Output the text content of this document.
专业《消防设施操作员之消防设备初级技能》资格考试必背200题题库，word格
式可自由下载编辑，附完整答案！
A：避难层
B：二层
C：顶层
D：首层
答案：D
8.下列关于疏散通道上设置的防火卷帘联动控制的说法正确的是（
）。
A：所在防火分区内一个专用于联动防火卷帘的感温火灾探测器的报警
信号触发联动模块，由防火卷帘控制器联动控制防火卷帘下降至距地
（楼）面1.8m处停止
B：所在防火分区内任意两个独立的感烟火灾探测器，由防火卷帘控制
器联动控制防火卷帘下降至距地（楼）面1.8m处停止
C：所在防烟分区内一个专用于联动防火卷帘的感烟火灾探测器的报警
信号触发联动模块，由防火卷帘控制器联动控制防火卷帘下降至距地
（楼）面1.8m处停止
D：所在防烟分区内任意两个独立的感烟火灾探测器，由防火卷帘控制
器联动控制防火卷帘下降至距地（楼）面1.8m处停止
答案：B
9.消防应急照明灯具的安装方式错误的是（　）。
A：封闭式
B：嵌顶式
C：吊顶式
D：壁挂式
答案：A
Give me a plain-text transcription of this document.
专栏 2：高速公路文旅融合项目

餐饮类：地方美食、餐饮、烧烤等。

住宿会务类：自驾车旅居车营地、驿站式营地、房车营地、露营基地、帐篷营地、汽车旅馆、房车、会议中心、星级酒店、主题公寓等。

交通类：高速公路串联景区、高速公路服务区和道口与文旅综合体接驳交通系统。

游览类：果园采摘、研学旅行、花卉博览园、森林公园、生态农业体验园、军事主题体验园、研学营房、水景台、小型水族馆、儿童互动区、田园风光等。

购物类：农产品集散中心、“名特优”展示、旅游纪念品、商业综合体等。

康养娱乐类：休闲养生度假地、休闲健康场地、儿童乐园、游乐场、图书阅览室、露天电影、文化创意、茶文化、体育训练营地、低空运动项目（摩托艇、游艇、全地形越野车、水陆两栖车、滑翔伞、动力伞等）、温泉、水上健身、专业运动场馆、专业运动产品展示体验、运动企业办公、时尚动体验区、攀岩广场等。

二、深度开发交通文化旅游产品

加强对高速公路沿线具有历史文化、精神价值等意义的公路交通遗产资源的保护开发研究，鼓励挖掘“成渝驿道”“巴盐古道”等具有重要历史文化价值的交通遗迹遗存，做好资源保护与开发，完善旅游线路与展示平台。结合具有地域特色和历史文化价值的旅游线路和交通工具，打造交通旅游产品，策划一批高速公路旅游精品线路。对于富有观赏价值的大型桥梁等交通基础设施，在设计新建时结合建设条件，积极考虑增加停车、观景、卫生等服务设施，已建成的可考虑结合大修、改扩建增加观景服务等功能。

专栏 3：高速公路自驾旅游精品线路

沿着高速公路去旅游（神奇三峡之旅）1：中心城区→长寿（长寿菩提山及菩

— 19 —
------------
• **AIM**
Reproduce the records above exactly.

• **CORRECT ANSWER**
Output the text content of this document.
专业《消防设施操作员之消防设备初级技能》资格考试必背200题题库，word格
式可自由下载编辑，附完整答案！
A：避难层
B：二层
C：顶层
D：首层
答案：D
8.下列关于疏散通道上设置的防火卷帘联动控制的说法正确的是（
）。
A：所在防火分区内一个专用于联动防火卷帘的感温火灾探测器的报警
信号触发联动模块，由防火卷帘控制器联动控制防火卷帘下降至距地
（楼）面1.8m处停止
B：所在防火分区内任意两个独立的感烟火灾探测器，由防火卷帘控制
器联动控制防火卷帘下降至距地（楼）面1.8m处停止
C：所在防烟分区内一个专用于联动防火卷帘的感烟火灾探测器的报警
信号触发联动模块，由防火卷帘控制器联动控制防火卷帘下降至距地
（楼）面1.8m处停止
D：所在防烟分区内任意两个独立的感烟火灾探测器，由防火卷帘控制
器联动控制防火卷帘下降至距地（楼）面1.8m处停止
答案：B
9.消防应急照明灯具的安装方式错误的是（　）。
A：封闭式
B：嵌顶式
C：吊顶式
D：壁挂式
答案：A
Give me a plain-text transcription of this document.
专栏 2：高速公路文旅融合项目

餐饮类：地方美食、餐饮、烧烤等。

住宿会务类：自驾车旅居车营地、驿站式营地、房车营地、露营基地、帐篷营地、汽车旅馆、房车、会议中心、星级酒店、主题公寓等。

交通类：高速公路串联景区、高速公路服务区和道口与文旅综合体接驳交通系统。

游览类：果园采摘、研学旅行、花卉博览园、森林公园、生态农业体验园、军事主题体验园、研学营房、水景台、小型水族馆、儿童互动区、田园风光等。

购物类：农产品集散中心、“名特优”展示、旅游纪念品、商业综合体等。

康养娱乐类：休闲养生度假地、休闲健康场地、儿童乐园、游乐场、图书阅览室、露天电影、文化创意、茶文化、体育训练营地、低空运动项目（摩托艇、游艇、全地形越野车、水陆两栖车、滑翔伞、动力伞等）、温泉、水上健身、专业运动场馆、专业运动产品展示体验、运动企业办公、时尚动体验区、攀岩广场等。

二、深度开发交通文化旅游产品

加强对高速公路沿线具有历史文化、精神价值等意义的公路交通遗产资源的保护开发研究，鼓励挖掘“成渝驿道”“巴盐古道”等具有重要历史文化价值的交通遗迹遗存，做好资源保护与开发，完善旅游线路与展示平台。结合具有地域特色和历史文化价值的旅游线路和交通工具，打造交通旅游产品，策划一批高速公路旅游精品线路。对于富有观赏价值的大型桥梁等交通基础设施，在设计新建时结合建设条件，积极考虑增加停车、观景、卫生等服务设施，已建成的可考虑结合大修、改扩建增加观景服务等功能。

专栏 3：高速公路自驾旅游精品线路

沿着高速公路去旅游（神奇三峡之旅）1：中心城区→长寿（长寿菩提山及菩

— 19 —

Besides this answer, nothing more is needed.